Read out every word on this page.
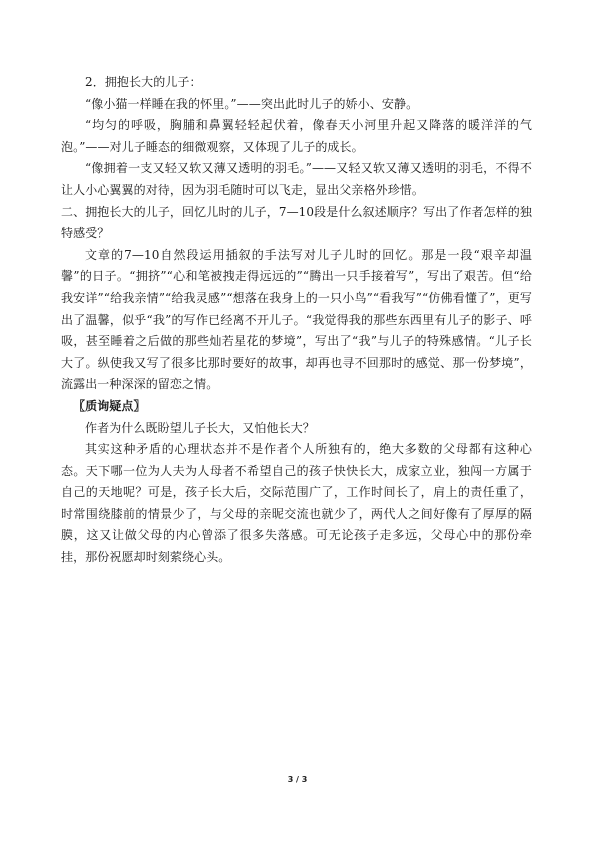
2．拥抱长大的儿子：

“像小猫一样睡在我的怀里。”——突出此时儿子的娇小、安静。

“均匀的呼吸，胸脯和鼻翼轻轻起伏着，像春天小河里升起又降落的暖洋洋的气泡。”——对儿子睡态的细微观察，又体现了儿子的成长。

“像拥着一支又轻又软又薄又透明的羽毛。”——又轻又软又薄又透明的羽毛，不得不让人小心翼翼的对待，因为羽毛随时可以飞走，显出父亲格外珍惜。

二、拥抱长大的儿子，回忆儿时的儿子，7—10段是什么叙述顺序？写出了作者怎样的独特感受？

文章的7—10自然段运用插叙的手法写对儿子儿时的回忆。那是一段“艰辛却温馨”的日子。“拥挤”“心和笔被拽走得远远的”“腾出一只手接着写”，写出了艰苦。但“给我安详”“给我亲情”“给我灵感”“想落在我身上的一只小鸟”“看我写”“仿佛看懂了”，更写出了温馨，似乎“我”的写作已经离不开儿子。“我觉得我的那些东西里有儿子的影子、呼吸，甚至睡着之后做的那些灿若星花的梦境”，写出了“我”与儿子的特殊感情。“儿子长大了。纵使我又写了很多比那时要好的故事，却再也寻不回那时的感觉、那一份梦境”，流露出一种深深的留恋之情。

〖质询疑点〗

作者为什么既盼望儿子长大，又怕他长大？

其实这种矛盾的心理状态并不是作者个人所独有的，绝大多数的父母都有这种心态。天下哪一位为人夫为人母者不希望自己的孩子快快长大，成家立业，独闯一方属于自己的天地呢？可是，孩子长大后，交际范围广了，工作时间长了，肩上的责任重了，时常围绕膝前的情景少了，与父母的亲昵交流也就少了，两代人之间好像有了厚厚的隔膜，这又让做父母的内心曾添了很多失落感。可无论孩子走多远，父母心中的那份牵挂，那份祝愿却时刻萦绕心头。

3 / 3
━━━━━━━━━━━━━━━━
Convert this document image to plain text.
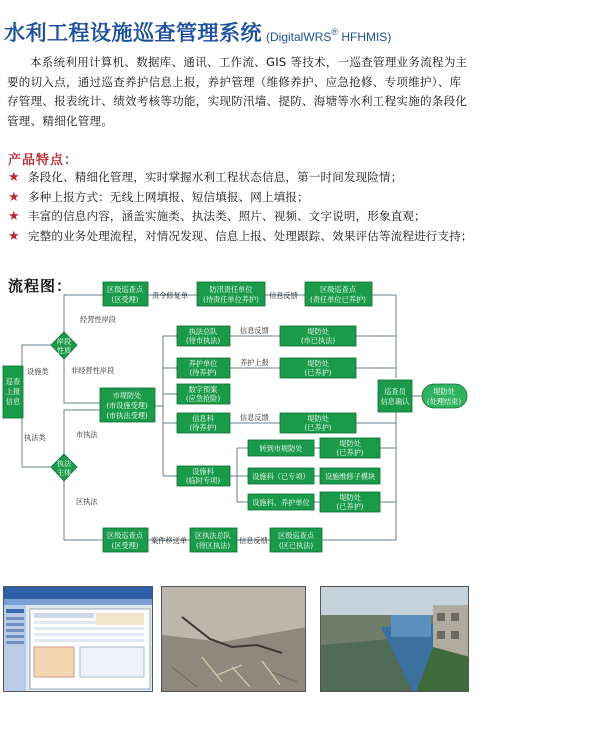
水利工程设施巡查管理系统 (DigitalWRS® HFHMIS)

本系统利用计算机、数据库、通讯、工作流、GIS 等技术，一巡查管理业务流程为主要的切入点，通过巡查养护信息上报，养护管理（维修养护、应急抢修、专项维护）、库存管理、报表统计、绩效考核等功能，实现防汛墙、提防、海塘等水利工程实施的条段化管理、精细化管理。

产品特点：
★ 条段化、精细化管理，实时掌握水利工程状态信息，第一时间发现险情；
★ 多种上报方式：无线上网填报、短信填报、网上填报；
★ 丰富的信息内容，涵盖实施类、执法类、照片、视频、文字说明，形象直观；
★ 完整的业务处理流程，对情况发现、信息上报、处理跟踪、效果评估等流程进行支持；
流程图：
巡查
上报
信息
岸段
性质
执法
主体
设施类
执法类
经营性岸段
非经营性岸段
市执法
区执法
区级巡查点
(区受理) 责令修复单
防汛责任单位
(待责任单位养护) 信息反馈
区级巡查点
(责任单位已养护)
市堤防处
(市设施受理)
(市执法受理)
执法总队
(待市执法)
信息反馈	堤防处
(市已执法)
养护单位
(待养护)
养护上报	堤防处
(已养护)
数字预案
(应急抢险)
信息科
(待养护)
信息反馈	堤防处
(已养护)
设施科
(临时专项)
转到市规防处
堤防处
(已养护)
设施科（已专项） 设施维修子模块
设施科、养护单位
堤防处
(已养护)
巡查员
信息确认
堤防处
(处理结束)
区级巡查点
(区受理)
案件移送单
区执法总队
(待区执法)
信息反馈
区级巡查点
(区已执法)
━━━━━━━━━━━━━━━━
PROBLEM DETAILS
Check each line above for the word "精细化管理" and say how many have it, with nothing else.

RESULT FOR THIS EXERCISE
2